** Problem to solve **
Locate every line that holds the string "things" and copy it.

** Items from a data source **
-.-.-
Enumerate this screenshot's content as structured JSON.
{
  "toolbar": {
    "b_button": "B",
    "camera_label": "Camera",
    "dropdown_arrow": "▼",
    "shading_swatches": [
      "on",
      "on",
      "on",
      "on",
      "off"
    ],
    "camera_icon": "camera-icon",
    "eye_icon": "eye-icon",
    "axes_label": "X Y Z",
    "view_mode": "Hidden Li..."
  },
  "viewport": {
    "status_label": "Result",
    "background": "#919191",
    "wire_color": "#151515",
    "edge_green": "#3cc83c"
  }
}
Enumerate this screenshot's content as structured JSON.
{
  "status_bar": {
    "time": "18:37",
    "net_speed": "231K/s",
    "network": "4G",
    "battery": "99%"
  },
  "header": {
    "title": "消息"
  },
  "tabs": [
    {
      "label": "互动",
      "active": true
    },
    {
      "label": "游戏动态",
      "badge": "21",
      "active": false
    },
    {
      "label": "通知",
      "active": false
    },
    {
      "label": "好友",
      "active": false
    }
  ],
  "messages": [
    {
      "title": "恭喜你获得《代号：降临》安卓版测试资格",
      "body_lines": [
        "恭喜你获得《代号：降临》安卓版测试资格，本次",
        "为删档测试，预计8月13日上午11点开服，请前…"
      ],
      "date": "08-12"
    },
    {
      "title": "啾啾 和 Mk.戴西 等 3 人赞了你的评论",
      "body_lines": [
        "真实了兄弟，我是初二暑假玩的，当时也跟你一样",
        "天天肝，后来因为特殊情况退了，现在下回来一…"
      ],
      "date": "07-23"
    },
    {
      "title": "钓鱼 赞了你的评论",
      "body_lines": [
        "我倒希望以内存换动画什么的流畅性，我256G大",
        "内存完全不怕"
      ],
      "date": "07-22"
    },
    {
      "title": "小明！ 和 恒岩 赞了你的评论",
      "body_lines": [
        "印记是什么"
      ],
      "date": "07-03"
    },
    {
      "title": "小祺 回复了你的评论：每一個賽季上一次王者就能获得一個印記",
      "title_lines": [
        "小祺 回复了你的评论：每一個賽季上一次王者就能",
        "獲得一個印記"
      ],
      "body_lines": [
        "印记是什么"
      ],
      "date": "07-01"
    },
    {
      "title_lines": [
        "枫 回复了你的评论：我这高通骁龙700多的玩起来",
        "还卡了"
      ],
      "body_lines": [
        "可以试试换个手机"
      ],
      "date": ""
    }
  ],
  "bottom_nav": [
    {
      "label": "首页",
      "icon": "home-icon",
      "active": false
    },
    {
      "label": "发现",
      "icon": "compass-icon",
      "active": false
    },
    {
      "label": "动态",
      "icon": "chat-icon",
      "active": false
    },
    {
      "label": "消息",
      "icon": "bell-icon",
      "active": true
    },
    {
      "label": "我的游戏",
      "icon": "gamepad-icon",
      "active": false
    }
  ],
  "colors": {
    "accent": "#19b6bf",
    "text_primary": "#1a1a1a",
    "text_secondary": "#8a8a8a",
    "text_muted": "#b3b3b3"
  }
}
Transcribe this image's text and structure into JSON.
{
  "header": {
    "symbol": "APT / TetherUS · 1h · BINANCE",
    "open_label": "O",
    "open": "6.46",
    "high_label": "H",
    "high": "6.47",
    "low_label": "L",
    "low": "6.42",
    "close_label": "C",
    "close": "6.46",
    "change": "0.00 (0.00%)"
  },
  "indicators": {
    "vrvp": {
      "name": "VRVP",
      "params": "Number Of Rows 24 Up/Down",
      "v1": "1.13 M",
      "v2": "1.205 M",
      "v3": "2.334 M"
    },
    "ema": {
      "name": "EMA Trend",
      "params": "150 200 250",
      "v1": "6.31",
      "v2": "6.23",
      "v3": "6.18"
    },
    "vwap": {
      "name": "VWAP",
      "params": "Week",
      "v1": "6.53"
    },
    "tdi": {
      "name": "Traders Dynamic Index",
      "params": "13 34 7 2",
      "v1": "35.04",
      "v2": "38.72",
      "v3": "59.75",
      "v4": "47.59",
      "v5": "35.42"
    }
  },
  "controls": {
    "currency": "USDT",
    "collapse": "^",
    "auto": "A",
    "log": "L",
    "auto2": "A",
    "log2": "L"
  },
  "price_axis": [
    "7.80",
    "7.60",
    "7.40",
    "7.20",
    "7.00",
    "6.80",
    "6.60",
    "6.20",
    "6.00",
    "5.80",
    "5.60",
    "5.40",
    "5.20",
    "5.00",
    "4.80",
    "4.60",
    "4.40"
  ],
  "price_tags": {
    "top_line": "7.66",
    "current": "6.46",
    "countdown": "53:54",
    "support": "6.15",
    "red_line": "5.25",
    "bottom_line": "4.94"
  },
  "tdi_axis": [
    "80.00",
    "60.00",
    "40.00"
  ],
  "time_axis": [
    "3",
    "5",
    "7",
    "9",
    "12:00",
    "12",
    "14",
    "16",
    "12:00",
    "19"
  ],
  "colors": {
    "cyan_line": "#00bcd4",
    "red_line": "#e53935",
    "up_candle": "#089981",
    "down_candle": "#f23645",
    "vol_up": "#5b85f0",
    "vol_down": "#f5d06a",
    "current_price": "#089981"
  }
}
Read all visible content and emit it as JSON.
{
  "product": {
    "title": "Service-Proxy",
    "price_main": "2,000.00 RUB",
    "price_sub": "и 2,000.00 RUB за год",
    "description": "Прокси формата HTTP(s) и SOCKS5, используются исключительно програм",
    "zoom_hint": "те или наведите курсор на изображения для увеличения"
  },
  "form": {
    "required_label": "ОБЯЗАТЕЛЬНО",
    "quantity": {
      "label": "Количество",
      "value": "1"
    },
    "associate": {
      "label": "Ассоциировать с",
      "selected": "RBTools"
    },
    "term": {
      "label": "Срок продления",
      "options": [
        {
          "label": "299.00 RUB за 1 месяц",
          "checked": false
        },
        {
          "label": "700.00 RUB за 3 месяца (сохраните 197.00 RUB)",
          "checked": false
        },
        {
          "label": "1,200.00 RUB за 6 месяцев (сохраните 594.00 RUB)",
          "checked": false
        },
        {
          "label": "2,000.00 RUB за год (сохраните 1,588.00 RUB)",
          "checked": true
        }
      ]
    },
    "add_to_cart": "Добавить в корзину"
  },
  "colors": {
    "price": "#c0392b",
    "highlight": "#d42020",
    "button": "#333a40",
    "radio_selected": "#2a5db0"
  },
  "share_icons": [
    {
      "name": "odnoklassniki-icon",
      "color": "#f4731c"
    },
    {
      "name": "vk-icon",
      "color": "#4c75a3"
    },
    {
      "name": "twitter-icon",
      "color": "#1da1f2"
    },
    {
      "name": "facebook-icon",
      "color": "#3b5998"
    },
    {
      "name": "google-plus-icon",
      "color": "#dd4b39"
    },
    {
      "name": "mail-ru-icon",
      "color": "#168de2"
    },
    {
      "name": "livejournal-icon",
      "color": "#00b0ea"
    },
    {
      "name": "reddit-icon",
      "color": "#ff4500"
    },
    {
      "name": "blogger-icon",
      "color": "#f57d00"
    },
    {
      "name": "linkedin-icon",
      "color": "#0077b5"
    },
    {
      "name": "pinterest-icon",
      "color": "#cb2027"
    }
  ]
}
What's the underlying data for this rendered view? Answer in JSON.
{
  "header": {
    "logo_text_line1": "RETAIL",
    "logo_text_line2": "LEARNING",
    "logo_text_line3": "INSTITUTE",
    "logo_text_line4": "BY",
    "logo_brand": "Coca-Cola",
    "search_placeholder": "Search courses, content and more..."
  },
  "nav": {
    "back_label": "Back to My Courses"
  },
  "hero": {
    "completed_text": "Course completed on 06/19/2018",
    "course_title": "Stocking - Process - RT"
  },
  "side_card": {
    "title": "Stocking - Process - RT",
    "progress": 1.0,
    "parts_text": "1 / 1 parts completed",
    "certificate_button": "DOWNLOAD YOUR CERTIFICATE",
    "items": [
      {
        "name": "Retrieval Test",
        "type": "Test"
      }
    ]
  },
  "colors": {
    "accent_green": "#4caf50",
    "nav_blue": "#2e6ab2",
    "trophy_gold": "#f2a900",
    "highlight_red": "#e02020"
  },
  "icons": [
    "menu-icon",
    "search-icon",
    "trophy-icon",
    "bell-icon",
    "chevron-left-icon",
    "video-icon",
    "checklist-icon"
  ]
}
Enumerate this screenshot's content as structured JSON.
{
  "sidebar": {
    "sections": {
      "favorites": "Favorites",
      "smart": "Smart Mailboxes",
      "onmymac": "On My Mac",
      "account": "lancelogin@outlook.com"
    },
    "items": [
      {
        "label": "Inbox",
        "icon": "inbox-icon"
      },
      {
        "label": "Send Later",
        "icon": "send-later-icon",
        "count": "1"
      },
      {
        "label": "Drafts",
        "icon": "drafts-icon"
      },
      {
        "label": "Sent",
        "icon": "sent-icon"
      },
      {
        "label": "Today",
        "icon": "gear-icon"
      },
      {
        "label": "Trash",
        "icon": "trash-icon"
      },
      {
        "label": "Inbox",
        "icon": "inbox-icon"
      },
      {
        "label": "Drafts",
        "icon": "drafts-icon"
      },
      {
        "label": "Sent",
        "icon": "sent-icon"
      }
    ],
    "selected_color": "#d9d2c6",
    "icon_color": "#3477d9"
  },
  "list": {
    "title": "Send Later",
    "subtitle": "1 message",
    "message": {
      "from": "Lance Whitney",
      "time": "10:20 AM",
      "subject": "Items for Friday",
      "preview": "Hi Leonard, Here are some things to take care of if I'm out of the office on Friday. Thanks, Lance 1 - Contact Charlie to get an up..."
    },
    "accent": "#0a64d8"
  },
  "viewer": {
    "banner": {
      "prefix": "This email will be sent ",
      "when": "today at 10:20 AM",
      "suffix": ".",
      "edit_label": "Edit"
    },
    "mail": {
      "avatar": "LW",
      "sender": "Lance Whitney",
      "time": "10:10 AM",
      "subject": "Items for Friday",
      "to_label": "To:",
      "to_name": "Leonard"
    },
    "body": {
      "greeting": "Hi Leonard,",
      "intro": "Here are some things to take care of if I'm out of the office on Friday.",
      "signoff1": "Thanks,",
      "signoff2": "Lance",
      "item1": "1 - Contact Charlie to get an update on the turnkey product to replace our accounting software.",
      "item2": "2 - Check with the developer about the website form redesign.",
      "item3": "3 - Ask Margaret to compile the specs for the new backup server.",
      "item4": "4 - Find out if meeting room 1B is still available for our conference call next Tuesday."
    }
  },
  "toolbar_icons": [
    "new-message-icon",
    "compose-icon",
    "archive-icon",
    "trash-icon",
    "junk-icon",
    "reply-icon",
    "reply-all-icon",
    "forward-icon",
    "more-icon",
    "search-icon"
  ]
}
-.-.-
** Task response **
      "preview": "Hi Leonard, Here are some things to take care of if I'm out of the office on Friday. Thanks, Lance 1 - Contact Charlie to get an up..."
      "intro": "Here are some things to take care of if I'm out of the office on Friday.",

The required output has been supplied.